### Work to complete
Only the pictures stay out; every record is to be quoted exactly.

### Listed records
========================

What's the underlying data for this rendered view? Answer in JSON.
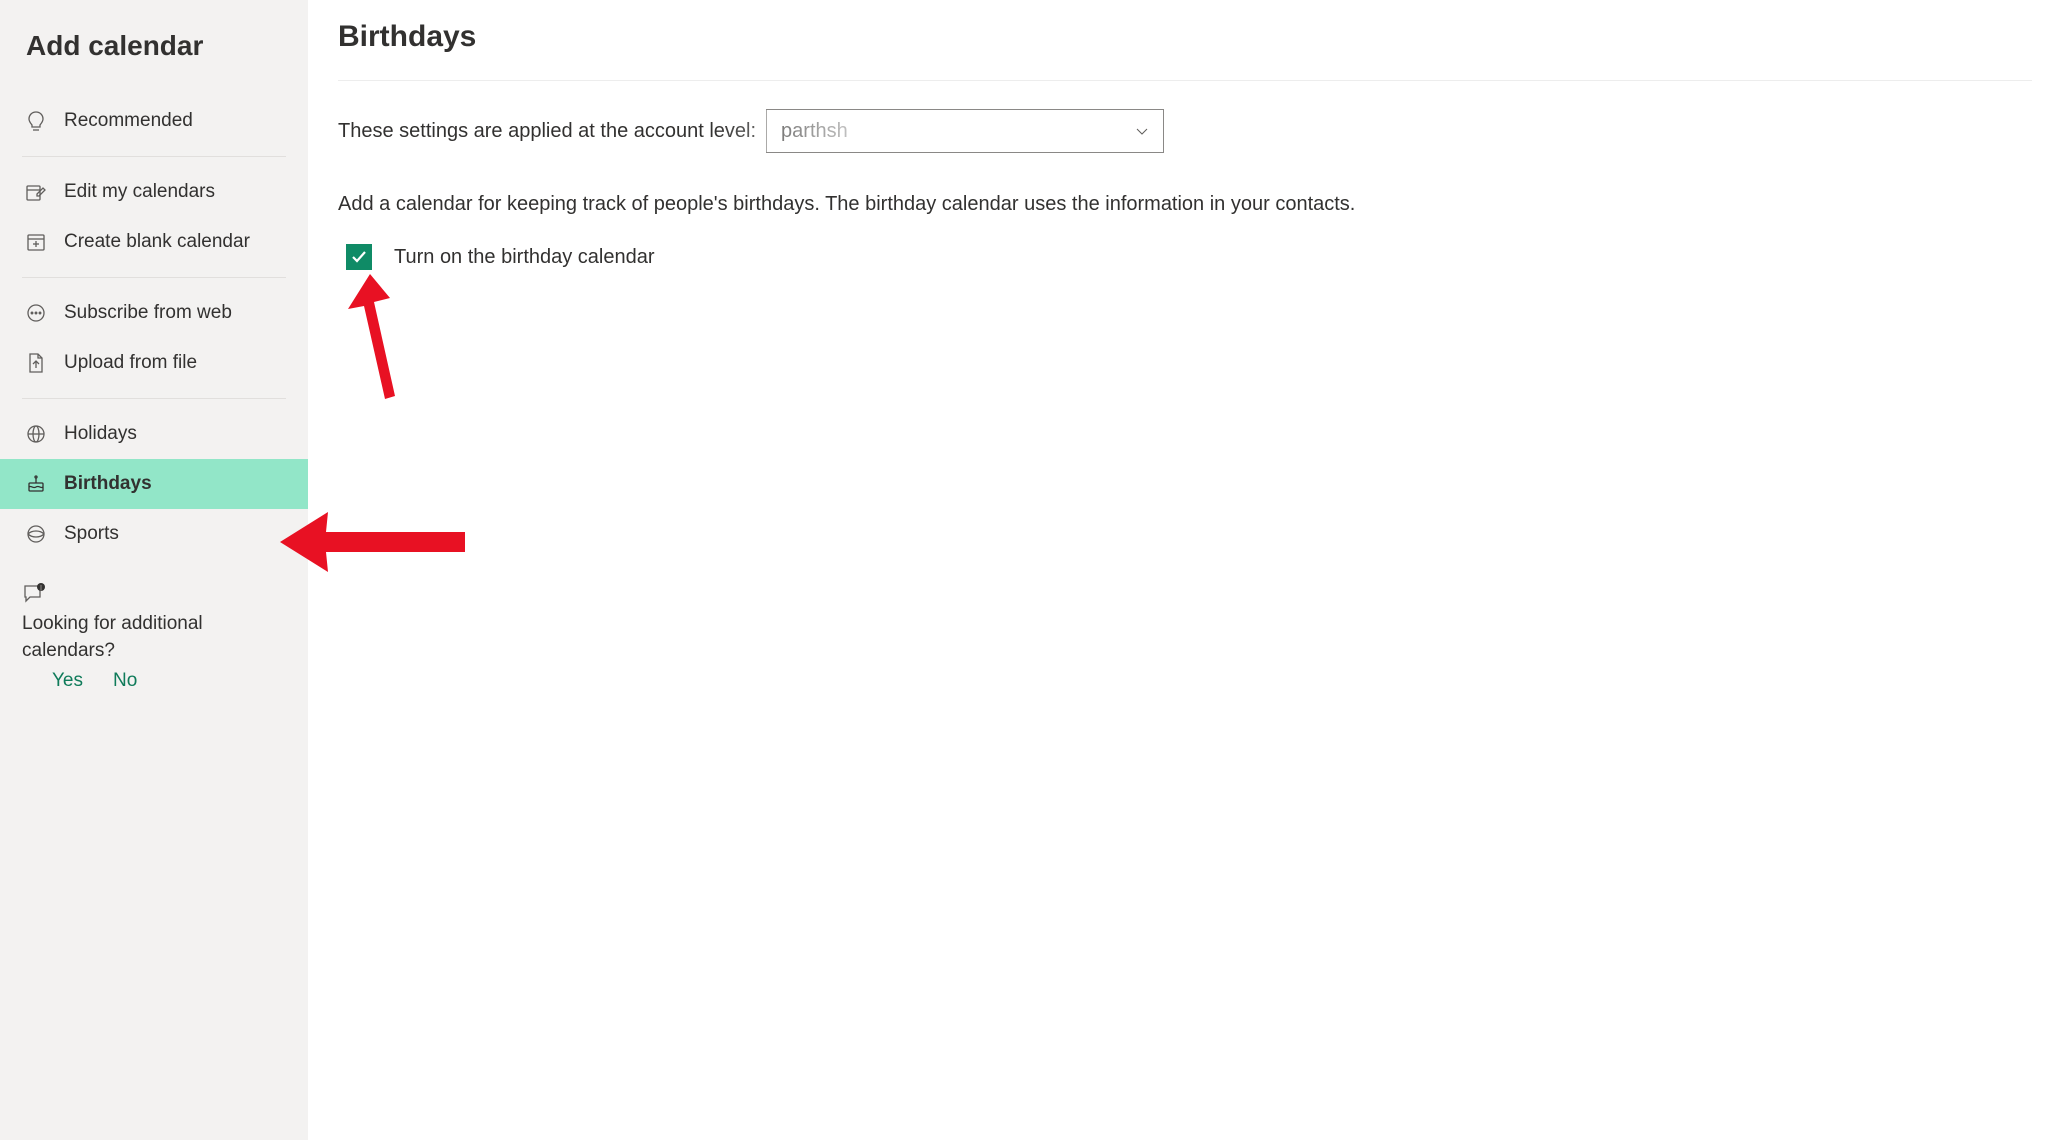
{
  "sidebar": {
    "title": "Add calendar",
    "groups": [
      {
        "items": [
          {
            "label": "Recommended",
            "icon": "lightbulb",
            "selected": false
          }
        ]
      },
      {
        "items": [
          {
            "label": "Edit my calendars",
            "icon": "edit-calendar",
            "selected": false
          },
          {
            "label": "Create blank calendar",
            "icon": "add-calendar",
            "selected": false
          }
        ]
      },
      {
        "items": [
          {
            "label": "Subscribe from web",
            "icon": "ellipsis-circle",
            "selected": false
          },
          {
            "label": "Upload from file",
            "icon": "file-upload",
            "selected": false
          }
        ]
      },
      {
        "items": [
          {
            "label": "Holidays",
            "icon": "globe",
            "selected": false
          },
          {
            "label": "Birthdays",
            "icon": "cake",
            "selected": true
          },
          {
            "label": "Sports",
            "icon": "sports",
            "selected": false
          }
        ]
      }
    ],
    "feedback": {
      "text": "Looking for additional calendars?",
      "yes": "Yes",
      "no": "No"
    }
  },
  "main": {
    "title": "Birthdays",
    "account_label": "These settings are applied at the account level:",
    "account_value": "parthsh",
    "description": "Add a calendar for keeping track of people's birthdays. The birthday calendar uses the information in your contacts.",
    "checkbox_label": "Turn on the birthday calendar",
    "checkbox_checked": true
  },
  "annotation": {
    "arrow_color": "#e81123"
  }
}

========================

### Written solution
What's the underlying data for this rendered view? Answer in JSON.
{
  "sidebar": {
    "title": "Add calendar",
    "groups": [
      {
        "items": [
          {
            "label": "Recommended",
            "icon": "lightbulb",
            "selected": false
          }
        ]
      },
      {
        "items": [
          {
            "label": "Edit my calendars",
            "icon": "edit-calendar",
            "selected": false
          },
          {
            "label": "Create blank calendar",
            "icon": "add-calendar",
            "selected": false
          }
        ]
      },
      {
        "items": [
          {
            "label": "Subscribe from web",
            "icon": "ellipsis-circle",
            "selected": false
          },
          {
            "label": "Upload from file",
            "icon": "file-upload",
            "selected": false
          }
        ]
      },
      {
        "items": [
          {
            "label": "Holidays",
            "icon": "globe",
            "selected": false
          },
          {
            "label": "Birthdays",
            "icon": "cake",
            "selected": true
          },
          {
            "label": "Sports",
            "icon": "sports",
            "selected": false
          }
        ]
      }
    ],
    "feedback": {
      "text": "Looking for additional calendars?",
      "yes": "Yes",
      "no": "No"
    }
  },
  "main": {
    "title": "Birthdays",
    "account_label": "These settings are applied at the account level:",
    "account_value": "parthsh",
    "description": "Add a calendar for keeping track of people's birthdays. The birthday calendar uses the information in your contacts.",
    "checkbox_label": "Turn on the birthday calendar",
    "checkbox_checked": true
  },
  "annotation": {
    "arrow_color": "#e81123"
  }
}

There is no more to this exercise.